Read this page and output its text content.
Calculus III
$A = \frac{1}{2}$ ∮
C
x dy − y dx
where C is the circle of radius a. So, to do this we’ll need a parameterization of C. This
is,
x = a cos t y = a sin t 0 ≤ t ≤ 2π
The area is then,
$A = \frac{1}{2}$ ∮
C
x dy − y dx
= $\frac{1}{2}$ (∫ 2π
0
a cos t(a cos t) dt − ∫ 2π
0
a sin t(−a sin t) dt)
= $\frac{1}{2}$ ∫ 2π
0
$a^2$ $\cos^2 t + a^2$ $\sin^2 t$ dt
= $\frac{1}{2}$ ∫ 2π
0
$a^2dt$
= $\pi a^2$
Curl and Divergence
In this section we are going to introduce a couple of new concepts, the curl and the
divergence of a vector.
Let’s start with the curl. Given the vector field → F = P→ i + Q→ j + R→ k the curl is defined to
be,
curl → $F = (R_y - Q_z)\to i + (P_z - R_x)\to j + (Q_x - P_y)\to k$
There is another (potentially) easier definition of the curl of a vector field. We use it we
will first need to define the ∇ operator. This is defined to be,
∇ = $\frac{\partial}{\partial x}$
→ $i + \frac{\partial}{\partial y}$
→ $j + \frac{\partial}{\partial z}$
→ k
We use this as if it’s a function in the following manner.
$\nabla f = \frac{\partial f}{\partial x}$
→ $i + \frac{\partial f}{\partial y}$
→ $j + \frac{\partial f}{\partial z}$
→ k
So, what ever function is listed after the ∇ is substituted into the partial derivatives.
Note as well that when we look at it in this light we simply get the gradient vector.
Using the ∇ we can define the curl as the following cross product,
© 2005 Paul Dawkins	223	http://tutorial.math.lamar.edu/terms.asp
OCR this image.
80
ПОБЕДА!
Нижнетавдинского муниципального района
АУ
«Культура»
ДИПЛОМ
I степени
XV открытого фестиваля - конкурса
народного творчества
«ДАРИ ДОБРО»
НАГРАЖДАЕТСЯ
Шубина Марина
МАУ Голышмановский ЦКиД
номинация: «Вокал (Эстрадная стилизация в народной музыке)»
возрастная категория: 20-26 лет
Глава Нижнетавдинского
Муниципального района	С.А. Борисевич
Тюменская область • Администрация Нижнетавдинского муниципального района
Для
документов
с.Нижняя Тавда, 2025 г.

◆ ◆ ◆

### [Stated goal]
Begin with the line containing "OCR this image." and repeat each line exactly until the records above end.

### [Exercise result]
OCR this image.
80
ПОБЕДА!
Нижнетавдинского муниципального района
АУ
«Культура»
ДИПЛОМ
I степени
XV открытого фестиваля - конкурса
народного творчества
«ДАРИ ДОБРО»
НАГРАЖДАЕТСЯ
Шубина Марина
МАУ Голышмановский ЦКиД
номинация: «Вокал (Эстрадная стилизация в народной музыке)»
возрастная категория: 20-26 лет
Глава Нижнетавдинского
Муниципального района	С.А. Борисевич
Тюменская область • Администрация Нижнетавдинского муниципального района
Для
документов
с.Нижняя Тавда, 2025 г.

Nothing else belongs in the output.